• SUPPLIED MATERIAL
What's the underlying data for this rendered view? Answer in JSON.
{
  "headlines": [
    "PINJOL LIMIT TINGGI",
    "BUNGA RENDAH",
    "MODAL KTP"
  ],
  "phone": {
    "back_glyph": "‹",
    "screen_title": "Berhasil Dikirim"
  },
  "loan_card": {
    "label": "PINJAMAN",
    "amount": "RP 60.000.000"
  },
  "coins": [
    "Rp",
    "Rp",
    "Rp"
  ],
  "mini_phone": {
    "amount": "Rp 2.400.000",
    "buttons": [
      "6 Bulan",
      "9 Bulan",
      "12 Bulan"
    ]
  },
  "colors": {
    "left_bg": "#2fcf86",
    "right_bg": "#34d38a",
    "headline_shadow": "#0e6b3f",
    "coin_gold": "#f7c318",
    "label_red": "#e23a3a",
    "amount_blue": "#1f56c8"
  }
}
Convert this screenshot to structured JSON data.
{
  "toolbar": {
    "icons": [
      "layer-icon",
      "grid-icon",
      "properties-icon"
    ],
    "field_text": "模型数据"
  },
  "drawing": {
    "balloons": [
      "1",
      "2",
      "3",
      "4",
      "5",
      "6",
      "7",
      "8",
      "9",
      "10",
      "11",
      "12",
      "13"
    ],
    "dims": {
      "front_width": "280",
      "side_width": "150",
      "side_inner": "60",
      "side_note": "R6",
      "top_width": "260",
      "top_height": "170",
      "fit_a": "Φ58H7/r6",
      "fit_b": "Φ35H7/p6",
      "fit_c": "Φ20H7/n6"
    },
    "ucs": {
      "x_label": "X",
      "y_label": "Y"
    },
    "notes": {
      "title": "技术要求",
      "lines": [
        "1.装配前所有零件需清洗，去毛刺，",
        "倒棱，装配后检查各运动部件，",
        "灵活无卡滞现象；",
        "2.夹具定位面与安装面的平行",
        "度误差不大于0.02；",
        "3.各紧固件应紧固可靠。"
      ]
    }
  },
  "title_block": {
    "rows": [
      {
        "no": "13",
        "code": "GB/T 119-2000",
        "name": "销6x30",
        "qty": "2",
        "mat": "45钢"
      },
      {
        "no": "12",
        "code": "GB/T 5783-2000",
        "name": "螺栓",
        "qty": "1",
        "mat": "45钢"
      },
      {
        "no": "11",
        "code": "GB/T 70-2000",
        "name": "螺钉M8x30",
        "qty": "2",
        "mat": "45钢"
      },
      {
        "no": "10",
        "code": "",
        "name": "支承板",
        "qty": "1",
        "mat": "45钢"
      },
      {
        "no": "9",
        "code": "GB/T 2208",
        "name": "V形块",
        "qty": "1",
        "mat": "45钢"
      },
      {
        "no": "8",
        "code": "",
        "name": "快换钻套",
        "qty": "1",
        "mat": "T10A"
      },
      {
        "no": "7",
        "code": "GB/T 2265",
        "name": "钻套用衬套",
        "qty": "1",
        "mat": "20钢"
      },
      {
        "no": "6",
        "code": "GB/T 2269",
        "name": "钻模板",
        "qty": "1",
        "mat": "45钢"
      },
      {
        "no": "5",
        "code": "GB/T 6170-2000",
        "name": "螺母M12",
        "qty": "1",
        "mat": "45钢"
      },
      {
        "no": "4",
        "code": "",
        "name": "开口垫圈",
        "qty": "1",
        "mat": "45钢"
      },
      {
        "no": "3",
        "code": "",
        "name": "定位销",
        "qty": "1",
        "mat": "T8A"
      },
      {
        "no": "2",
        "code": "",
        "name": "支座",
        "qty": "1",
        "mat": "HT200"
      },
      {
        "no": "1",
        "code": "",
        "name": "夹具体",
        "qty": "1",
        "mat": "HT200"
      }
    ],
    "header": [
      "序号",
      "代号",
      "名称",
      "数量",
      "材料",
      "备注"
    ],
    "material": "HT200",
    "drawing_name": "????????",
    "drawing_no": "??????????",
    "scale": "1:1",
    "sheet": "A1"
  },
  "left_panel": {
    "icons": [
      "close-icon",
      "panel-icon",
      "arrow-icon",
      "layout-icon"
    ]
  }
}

• PROMPT
Extract the listing in its entirety, matching it exactly.

• IN RESPONSE
What's the underlying data for this rendered view? Answer in JSON.
{
  "headlines": [
    "PINJOL LIMIT TINGGI",
    "BUNGA RENDAH",
    "MODAL KTP"
  ],
  "phone": {
    "back_glyph": "‹",
    "screen_title": "Berhasil Dikirim"
  },
  "loan_card": {
    "label": "PINJAMAN",
    "amount": "RP 60.000.000"
  },
  "coins": [
    "Rp",
    "Rp",
    "Rp"
  ],
  "mini_phone": {
    "amount": "Rp 2.400.000",
    "buttons": [
      "6 Bulan",
      "9 Bulan",
      "12 Bulan"
    ]
  },
  "colors": {
    "left_bg": "#2fcf86",
    "right_bg": "#34d38a",
    "headline_shadow": "#0e6b3f",
    "coin_gold": "#f7c318",
    "label_red": "#e23a3a",
    "amount_blue": "#1f56c8"
  }
}
Convert this screenshot to structured JSON data.
{
  "toolbar": {
    "icons": [
      "layer-icon",
      "grid-icon",
      "properties-icon"
    ],
    "field_text": "模型数据"
  },
  "drawing": {
    "balloons": [
      "1",
      "2",
      "3",
      "4",
      "5",
      "6",
      "7",
      "8",
      "9",
      "10",
      "11",
      "12",
      "13"
    ],
    "dims": {
      "front_width": "280",
      "side_width": "150",
      "side_inner": "60",
      "side_note": "R6",
      "top_width": "260",
      "top_height": "170",
      "fit_a": "Φ58H7/r6",
      "fit_b": "Φ35H7/p6",
      "fit_c": "Φ20H7/n6"
    },
    "ucs": {
      "x_label": "X",
      "y_label": "Y"
    },
    "notes": {
      "title": "技术要求",
      "lines": [
        "1.装配前所有零件需清洗，去毛刺，",
        "倒棱，装配后检查各运动部件，",
        "灵活无卡滞现象；",
        "2.夹具定位面与安装面的平行",
        "度误差不大于0.02；",
        "3.各紧固件应紧固可靠。"
      ]
    }
  },
  "title_block": {
    "rows": [
      {
        "no": "13",
        "code": "GB/T 119-2000",
        "name": "销6x30",
        "qty": "2",
        "mat": "45钢"
      },
      {
        "no": "12",
        "code": "GB/T 5783-2000",
        "name": "螺栓",
        "qty": "1",
        "mat": "45钢"
      },
      {
        "no": "11",
        "code": "GB/T 70-2000",
        "name": "螺钉M8x30",
        "qty": "2",
        "mat": "45钢"
      },
      {
        "no": "10",
        "code": "",
        "name": "支承板",
        "qty": "1",
        "mat": "45钢"
      },
      {
        "no": "9",
        "code": "GB/T 2208",
        "name": "V形块",
        "qty": "1",
        "mat": "45钢"
      },
      {
        "no": "8",
        "code": "",
        "name": "快换钻套",
        "qty": "1",
        "mat": "T10A"
      },
      {
        "no": "7",
        "code": "GB/T 2265",
        "name": "钻套用衬套",
        "qty": "1",
        "mat": "20钢"
      },
      {
        "no": "6",
        "code": "GB/T 2269",
        "name": "钻模板",
        "qty": "1",
        "mat": "45钢"
      },
      {
        "no": "5",
        "code": "GB/T 6170-2000",
        "name": "螺母M12",
        "qty": "1",
        "mat": "45钢"
      },
      {
        "no": "4",
        "code": "",
        "name": "开口垫圈",
        "qty": "1",
        "mat": "45钢"
      },
      {
        "no": "3",
        "code": "",
        "name": "定位销",
        "qty": "1",
        "mat": "T8A"
      },
      {
        "no": "2",
        "code": "",
        "name": "支座",
        "qty": "1",
        "mat": "HT200"
      },
      {
        "no": "1",
        "code": "",
        "name": "夹具体",
        "qty": "1",
        "mat": "HT200"
      }
    ],
    "header": [
      "序号",
      "代号",
      "名称",
      "数量",
      "材料",
      "备注"
    ],
    "material": "HT200",
    "drawing_name": "????????",
    "drawing_no": "??????????",
    "scale": "1:1",
    "sheet": "A1"
  },
  "left_panel": {
    "icons": [
      "close-icon",
      "panel-icon",
      "arrow-icon",
      "layout-icon"
    ]
  }
}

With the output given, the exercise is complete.